» **WHAT TO WORK ON**:
Gather all lines with the word "trajectory" in them.

» **STORED ROWS**:
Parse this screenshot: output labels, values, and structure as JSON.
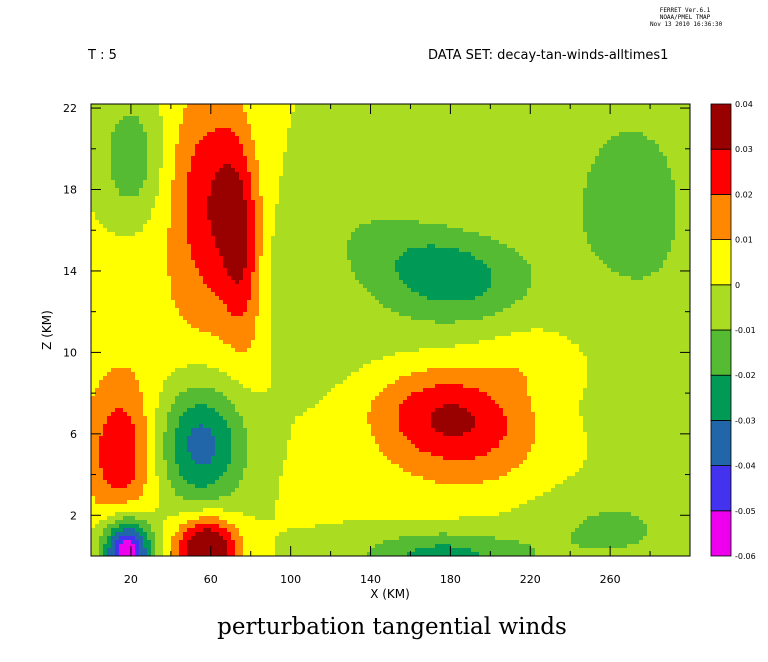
{
  "header": {
    "stamp_lines": [
      "FERRET Ver.6.1",
      "NOAA/PMEL TMAP",
      "Nov 13 2010 16:36:30"
    ],
    "time_label": "T : 5",
    "dataset_label": "DATA SET: decay-tan-winds-alltimes1"
  },
  "chart_data": {
    "type": "contour",
    "title": "perturbation tangential winds",
    "xlabel": "X (KM)",
    "ylabel": "Z (KM)",
    "xlim": [
      0,
      300
    ],
    "ylim": [
      0,
      22.2
    ],
    "xticks": [
      20,
      60,
      100,
      140,
      180,
      220,
      260
    ],
    "yticks": [
      2,
      6,
      10,
      14,
      18,
      22
    ],
    "colorbar": {
      "levels": [
        -0.06,
        -0.05,
        -0.04,
        -0.03,
        -0.02,
        -0.01,
        0,
        0.01,
        0.02,
        0.03,
        0.04
      ],
      "labels": [
        "-0.06",
        "-0.05",
        "-0.04",
        "-0.03",
        "-0.02",
        "-0.01",
        "0",
        "0.01",
        "0.02",
        "0.03",
        "0.04"
      ],
      "colors": [
        "#ee00ee",
        "#4433ee",
        "#2266aa",
        "#009955",
        "#55bb33",
        "#aadd22",
        "#ffff00",
        "#ff8800",
        "#ff0000",
        "#990000"
      ]
    },
    "features": [
      {
        "x": 150,
        "y": 10.5,
        "sx": 50,
        "sy": 3.6,
        "a": -0.006,
        "rot": 0.0
      },
      {
        "x": 180,
        "y": 6.8,
        "sx": 40,
        "sy": 2.6,
        "a": 0.034,
        "rot": 0.12
      },
      {
        "x": 225,
        "y": 9.5,
        "sx": 25,
        "sy": 1.5,
        "a": 0.008,
        "rot": 0.2
      },
      {
        "x": 180,
        "y": 13.8,
        "sx": 38,
        "sy": 2.3,
        "a": -0.027,
        "rot": 0.3
      },
      {
        "x": 220,
        "y": 12,
        "sx": 40,
        "sy": 2.5,
        "a": 0.006,
        "rot": 0.2
      },
      {
        "x": 35,
        "y": 12,
        "sx": 60,
        "sy": 5,
        "a": 0.006,
        "rot": 0.0
      },
      {
        "x": 130,
        "y": 17,
        "sx": 35,
        "sy": 3.5,
        "a": -0.006,
        "rot": -0.3
      },
      {
        "x": 100,
        "y": 12.5,
        "sx": 20,
        "sy": 3.5,
        "a": -0.007,
        "rot": 0.4
      },
      {
        "x": 60,
        "y": 17.5,
        "sx": 20,
        "sy": 5.5,
        "a": 0.027,
        "rot": 0.1
      },
      {
        "x": 75,
        "y": 15.5,
        "sx": 10,
        "sy": 5,
        "a": 0.022,
        "rot": 0.2
      },
      {
        "x": 20,
        "y": 19.5,
        "sx": 15,
        "sy": 3,
        "a": -0.018,
        "rot": 0.0
      },
      {
        "x": 15,
        "y": 5,
        "sx": 18,
        "sy": 3.5,
        "a": 0.028,
        "rot": 0.0
      },
      {
        "x": 55,
        "y": 5.5,
        "sx": 22,
        "sy": 3.0,
        "a": -0.035,
        "rot": 0.0
      },
      {
        "x": 18,
        "y": 0.3,
        "sx": 12,
        "sy": 1.6,
        "a": -0.06,
        "rot": 0.0
      },
      {
        "x": 58,
        "y": 0.4,
        "sx": 15,
        "sy": 1.5,
        "a": 0.05,
        "rot": 0.0
      },
      {
        "x": 175,
        "y": 0,
        "sx": 40,
        "sy": 1.2,
        "a": -0.024,
        "rot": 0.0
      },
      {
        "x": 210,
        "y": 3.5,
        "sx": 90,
        "sy": 2.0,
        "a": 0.004,
        "rot": 0.0
      },
      {
        "x": 270,
        "y": 17,
        "sx": 55,
        "sy": 9,
        "a": -0.012,
        "rot": 0.0
      },
      {
        "x": 260,
        "y": 1.5,
        "sx": 45,
        "sy": 2.5,
        "a": -0.012,
        "rot": 0.0
      }
    ]
  }
}
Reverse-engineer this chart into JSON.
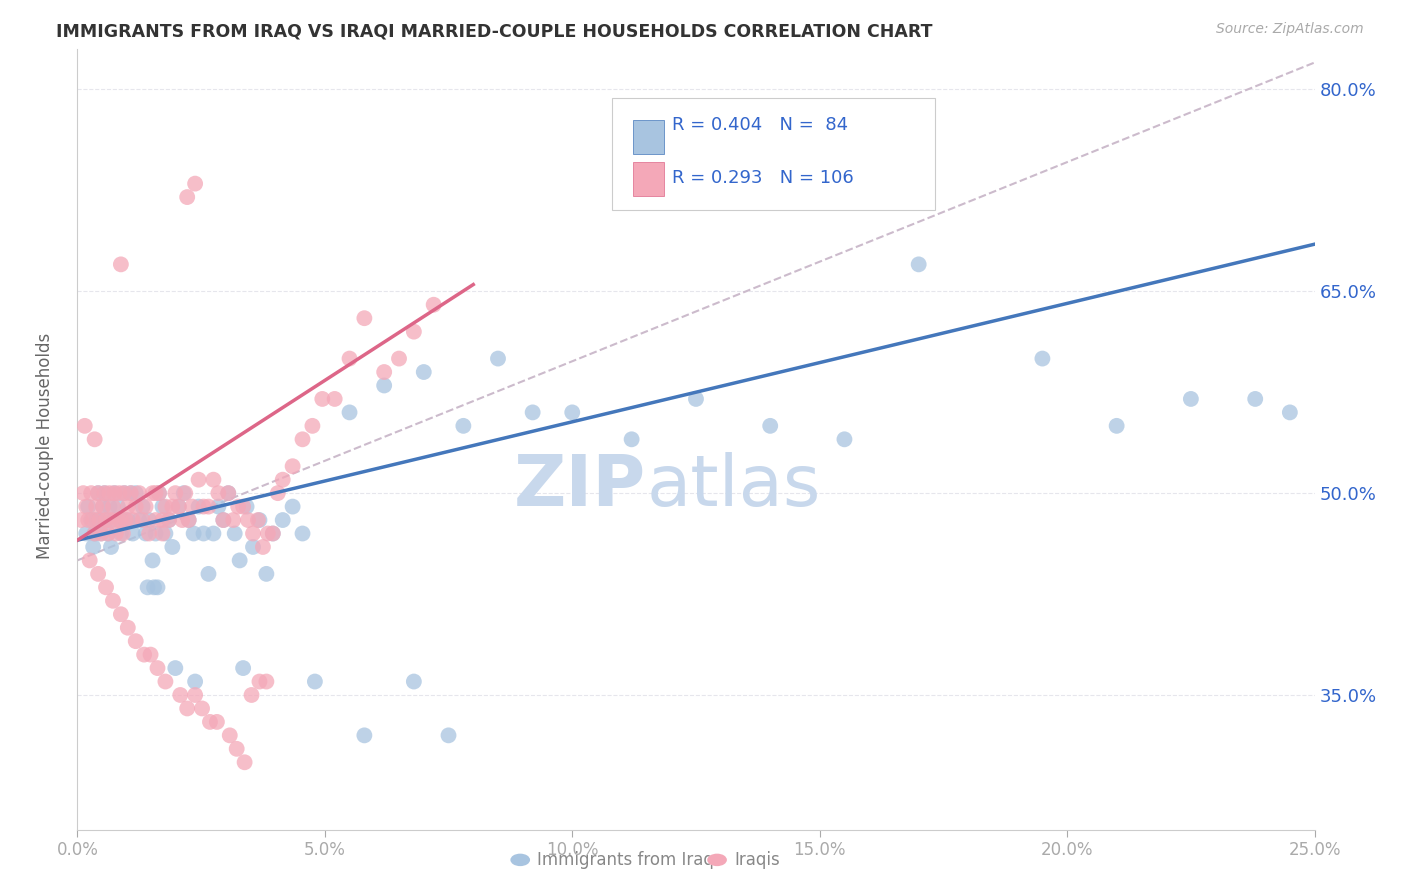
{
  "title": "IMMIGRANTS FROM IRAQ VS IRAQI MARRIED-COUPLE HOUSEHOLDS CORRELATION CHART",
  "source": "Source: ZipAtlas.com",
  "ylabel_label": "Married-couple Households",
  "xlabel_label_blue": "Immigrants from Iraq",
  "xlabel_label_pink": "Iraqis",
  "R_blue": "0.404",
  "N_blue": "84",
  "R_pink": "0.293",
  "N_pink": "106",
  "blue_color": "#a8c4e0",
  "pink_color": "#f4a8b8",
  "blue_line_color": "#4477bb",
  "pink_line_color": "#dd6688",
  "dashed_line_color": "#ccbbcc",
  "legend_text_color": "#3366cc",
  "grid_color": "#e0e0e8",
  "title_color": "#333333",
  "watermark_zip_color": "#c8d8ec",
  "watermark_atlas_color": "#c8d8ec",
  "x_min": 0.0,
  "x_max": 25.0,
  "y_min": 25.0,
  "y_max": 83.0,
  "ytick_vals": [
    80.0,
    65.0,
    50.0,
    35.0
  ],
  "xtick_vals": [
    0,
    5,
    10,
    15,
    20,
    25
  ],
  "xtick_labels": [
    "0.0%",
    "5.0%",
    "10.0%",
    "15.0%",
    "20.0%",
    "25.0%"
  ],
  "blue_line_x": [
    0,
    25
  ],
  "blue_line_y": [
    46.5,
    68.5
  ],
  "pink_line_x": [
    0,
    8.0
  ],
  "pink_line_y": [
    46.5,
    65.5
  ],
  "dash_line_x": [
    0,
    25
  ],
  "dash_line_y": [
    45,
    82
  ],
  "blue_x": [
    0.18,
    0.22,
    0.28,
    0.32,
    0.35,
    0.38,
    0.42,
    0.45,
    0.48,
    0.52,
    0.55,
    0.58,
    0.62,
    0.65,
    0.68,
    0.72,
    0.75,
    0.82,
    0.88,
    0.92,
    0.95,
    1.02,
    1.08,
    1.12,
    1.18,
    1.25,
    1.32,
    1.38,
    1.45,
    1.52,
    1.58,
    1.65,
    1.72,
    1.78,
    1.85,
    1.92,
    2.05,
    2.15,
    2.25,
    2.35,
    2.45,
    2.55,
    2.65,
    2.75,
    2.85,
    2.95,
    3.05,
    3.18,
    3.28,
    3.42,
    3.55,
    3.68,
    3.82,
    3.95,
    4.15,
    4.35,
    4.55,
    5.5,
    6.2,
    7.0,
    7.8,
    8.5,
    9.2,
    10.0,
    11.2,
    12.5,
    14.0,
    15.5,
    17.0,
    19.5,
    21.0,
    22.5,
    23.8,
    24.5,
    1.42,
    1.55,
    1.62,
    1.98,
    2.38,
    3.35,
    4.8,
    5.8,
    6.8,
    7.5
  ],
  "blue_y": [
    47,
    49,
    48,
    46,
    47,
    48,
    50,
    48,
    47,
    49,
    50,
    48,
    47,
    49,
    46,
    48,
    50,
    49,
    47,
    48,
    50,
    48,
    50,
    47,
    50,
    48,
    49,
    47,
    48,
    45,
    47,
    50,
    49,
    47,
    48,
    46,
    49,
    50,
    48,
    47,
    49,
    47,
    44,
    47,
    49,
    48,
    50,
    47,
    45,
    49,
    46,
    48,
    44,
    47,
    48,
    49,
    47,
    56,
    58,
    59,
    55,
    60,
    56,
    56,
    54,
    57,
    55,
    54,
    67,
    60,
    55,
    57,
    57,
    56,
    43,
    43,
    43,
    37,
    36,
    37,
    36,
    32,
    36,
    32
  ],
  "pink_x": [
    0.08,
    0.12,
    0.18,
    0.22,
    0.28,
    0.32,
    0.35,
    0.38,
    0.42,
    0.45,
    0.48,
    0.52,
    0.55,
    0.58,
    0.62,
    0.65,
    0.68,
    0.72,
    0.75,
    0.78,
    0.82,
    0.85,
    0.88,
    0.92,
    0.95,
    0.98,
    1.02,
    1.08,
    1.12,
    1.18,
    1.25,
    1.32,
    1.38,
    1.45,
    1.52,
    1.58,
    1.65,
    1.72,
    1.78,
    1.85,
    1.92,
    1.98,
    2.05,
    2.12,
    2.18,
    2.25,
    2.32,
    2.45,
    2.55,
    2.65,
    2.75,
    2.85,
    2.95,
    3.05,
    3.15,
    3.25,
    3.35,
    3.45,
    3.55,
    3.65,
    3.75,
    3.85,
    3.95,
    4.05,
    4.15,
    4.35,
    4.55,
    4.75,
    4.95,
    5.2,
    5.5,
    5.8,
    6.2,
    6.5,
    6.8,
    7.2,
    0.25,
    0.42,
    0.58,
    0.72,
    0.88,
    1.02,
    1.18,
    1.35,
    1.48,
    1.62,
    1.78,
    2.08,
    2.22,
    2.38,
    2.52,
    2.68,
    2.82,
    3.08,
    3.22,
    3.38,
    3.52,
    3.68,
    3.82,
    0.15,
    0.35,
    1.58,
    1.72,
    0.88,
    2.22,
    2.38
  ],
  "pink_y": [
    48,
    50,
    49,
    48,
    50,
    48,
    47,
    49,
    50,
    48,
    47,
    49,
    50,
    48,
    47,
    50,
    48,
    49,
    50,
    47,
    48,
    50,
    48,
    47,
    50,
    48,
    49,
    50,
    48,
    49,
    50,
    48,
    49,
    47,
    50,
    48,
    50,
    47,
    49,
    48,
    49,
    50,
    49,
    48,
    50,
    48,
    49,
    51,
    49,
    49,
    51,
    50,
    48,
    50,
    48,
    49,
    49,
    48,
    47,
    48,
    46,
    47,
    47,
    50,
    51,
    52,
    54,
    55,
    57,
    57,
    60,
    63,
    59,
    60,
    62,
    64,
    45,
    44,
    43,
    42,
    41,
    40,
    39,
    38,
    38,
    37,
    36,
    35,
    34,
    35,
    34,
    33,
    33,
    32,
    31,
    30,
    35,
    36,
    36,
    55,
    54,
    50,
    48,
    67,
    72,
    73
  ]
}
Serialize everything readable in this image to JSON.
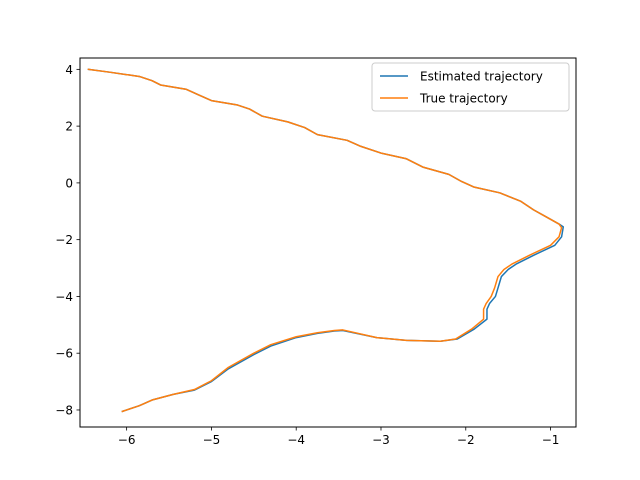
{
  "chart_data": {
    "type": "line",
    "title": "",
    "xlabel": "",
    "ylabel": "",
    "xlim": [
      -6.55,
      -0.7
    ],
    "ylim": [
      -8.6,
      4.4
    ],
    "xticks": [
      -6,
      -5,
      -4,
      -3,
      -2,
      -1
    ],
    "yticks": [
      -8,
      -6,
      -4,
      -2,
      0,
      2,
      4
    ],
    "xtick_labels": [
      "−6",
      "−5",
      "−4",
      "−3",
      "−2",
      "−1"
    ],
    "ytick_labels": [
      "−8",
      "−6",
      "−4",
      "−2",
      "0",
      "2",
      "4"
    ],
    "grid": false,
    "legend_position": "top-right",
    "series": [
      {
        "name": "Estimated trajectory",
        "color": "#1f77b4",
        "points": [
          [
            -6.45,
            4.0
          ],
          [
            -6.2,
            3.9
          ],
          [
            -5.85,
            3.75
          ],
          [
            -5.7,
            3.6
          ],
          [
            -5.6,
            3.45
          ],
          [
            -5.3,
            3.3
          ],
          [
            -5.15,
            3.1
          ],
          [
            -5.0,
            2.9
          ],
          [
            -4.7,
            2.75
          ],
          [
            -4.55,
            2.6
          ],
          [
            -4.4,
            2.35
          ],
          [
            -4.1,
            2.15
          ],
          [
            -3.9,
            1.95
          ],
          [
            -3.75,
            1.7
          ],
          [
            -3.4,
            1.5
          ],
          [
            -3.25,
            1.3
          ],
          [
            -3.0,
            1.05
          ],
          [
            -2.7,
            0.85
          ],
          [
            -2.5,
            0.55
          ],
          [
            -2.2,
            0.3
          ],
          [
            -2.05,
            0.05
          ],
          [
            -1.9,
            -0.15
          ],
          [
            -1.6,
            -0.35
          ],
          [
            -1.35,
            -0.65
          ],
          [
            -1.2,
            -0.95
          ],
          [
            -1.05,
            -1.2
          ],
          [
            -0.9,
            -1.45
          ],
          [
            -0.85,
            -1.55
          ],
          [
            -0.87,
            -1.9
          ],
          [
            -0.95,
            -2.2
          ],
          [
            -1.2,
            -2.55
          ],
          [
            -1.4,
            -2.85
          ],
          [
            -1.5,
            -3.05
          ],
          [
            -1.58,
            -3.3
          ],
          [
            -1.6,
            -3.5
          ],
          [
            -1.62,
            -3.7
          ],
          [
            -1.65,
            -4.0
          ],
          [
            -1.72,
            -4.25
          ],
          [
            -1.75,
            -4.45
          ],
          [
            -1.75,
            -4.8
          ],
          [
            -1.9,
            -5.15
          ],
          [
            -2.1,
            -5.5
          ],
          [
            -2.3,
            -5.58
          ],
          [
            -2.7,
            -5.55
          ],
          [
            -3.05,
            -5.45
          ],
          [
            -3.45,
            -5.2
          ],
          [
            -3.55,
            -5.22
          ],
          [
            -3.75,
            -5.3
          ],
          [
            -4.0,
            -5.45
          ],
          [
            -4.3,
            -5.75
          ],
          [
            -4.5,
            -6.05
          ],
          [
            -4.8,
            -6.55
          ],
          [
            -5.0,
            -7.0
          ],
          [
            -5.2,
            -7.3
          ],
          [
            -5.45,
            -7.45
          ],
          [
            -5.7,
            -7.65
          ],
          [
            -5.85,
            -7.85
          ],
          [
            -6.05,
            -8.05
          ]
        ]
      },
      {
        "name": "True trajectory",
        "color": "#ff7f0e",
        "points": [
          [
            -6.45,
            4.0
          ],
          [
            -6.2,
            3.9
          ],
          [
            -5.85,
            3.75
          ],
          [
            -5.7,
            3.6
          ],
          [
            -5.6,
            3.45
          ],
          [
            -5.3,
            3.3
          ],
          [
            -5.15,
            3.1
          ],
          [
            -5.0,
            2.9
          ],
          [
            -4.7,
            2.75
          ],
          [
            -4.55,
            2.6
          ],
          [
            -4.4,
            2.35
          ],
          [
            -4.1,
            2.15
          ],
          [
            -3.9,
            1.95
          ],
          [
            -3.75,
            1.7
          ],
          [
            -3.4,
            1.5
          ],
          [
            -3.25,
            1.3
          ],
          [
            -3.0,
            1.05
          ],
          [
            -2.7,
            0.85
          ],
          [
            -2.5,
            0.55
          ],
          [
            -2.2,
            0.3
          ],
          [
            -2.05,
            0.05
          ],
          [
            -1.9,
            -0.15
          ],
          [
            -1.6,
            -0.35
          ],
          [
            -1.35,
            -0.65
          ],
          [
            -1.2,
            -0.95
          ],
          [
            -1.05,
            -1.2
          ],
          [
            -0.9,
            -1.45
          ],
          [
            -0.87,
            -1.58
          ],
          [
            -0.9,
            -1.9
          ],
          [
            -1.0,
            -2.2
          ],
          [
            -1.25,
            -2.55
          ],
          [
            -1.45,
            -2.85
          ],
          [
            -1.55,
            -3.05
          ],
          [
            -1.62,
            -3.3
          ],
          [
            -1.64,
            -3.5
          ],
          [
            -1.66,
            -3.7
          ],
          [
            -1.7,
            -4.0
          ],
          [
            -1.76,
            -4.25
          ],
          [
            -1.79,
            -4.45
          ],
          [
            -1.79,
            -4.8
          ],
          [
            -1.93,
            -5.15
          ],
          [
            -2.12,
            -5.5
          ],
          [
            -2.3,
            -5.58
          ],
          [
            -2.7,
            -5.55
          ],
          [
            -3.05,
            -5.45
          ],
          [
            -3.45,
            -5.18
          ],
          [
            -3.55,
            -5.2
          ],
          [
            -3.75,
            -5.28
          ],
          [
            -4.0,
            -5.42
          ],
          [
            -4.3,
            -5.7
          ],
          [
            -4.5,
            -6.0
          ],
          [
            -4.8,
            -6.5
          ],
          [
            -5.0,
            -6.97
          ],
          [
            -5.2,
            -7.28
          ],
          [
            -5.45,
            -7.45
          ],
          [
            -5.7,
            -7.65
          ],
          [
            -5.85,
            -7.85
          ],
          [
            -6.05,
            -8.05
          ]
        ]
      }
    ]
  }
}
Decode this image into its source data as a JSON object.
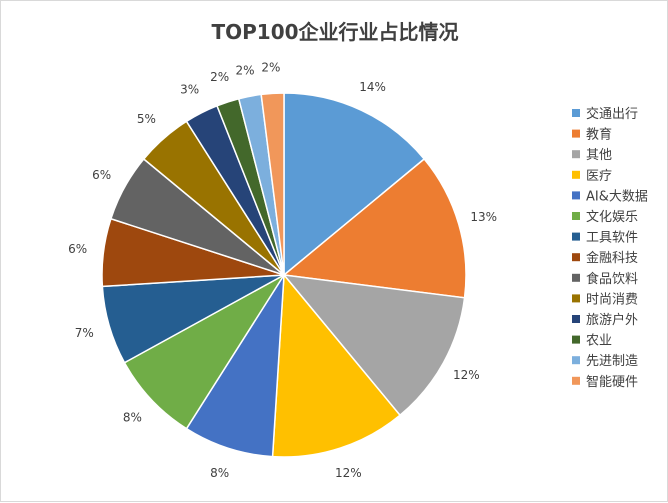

» **WRITTEN RESPONSE**:
        "name": "Estimated trajectory",
        "name": "True trajectory",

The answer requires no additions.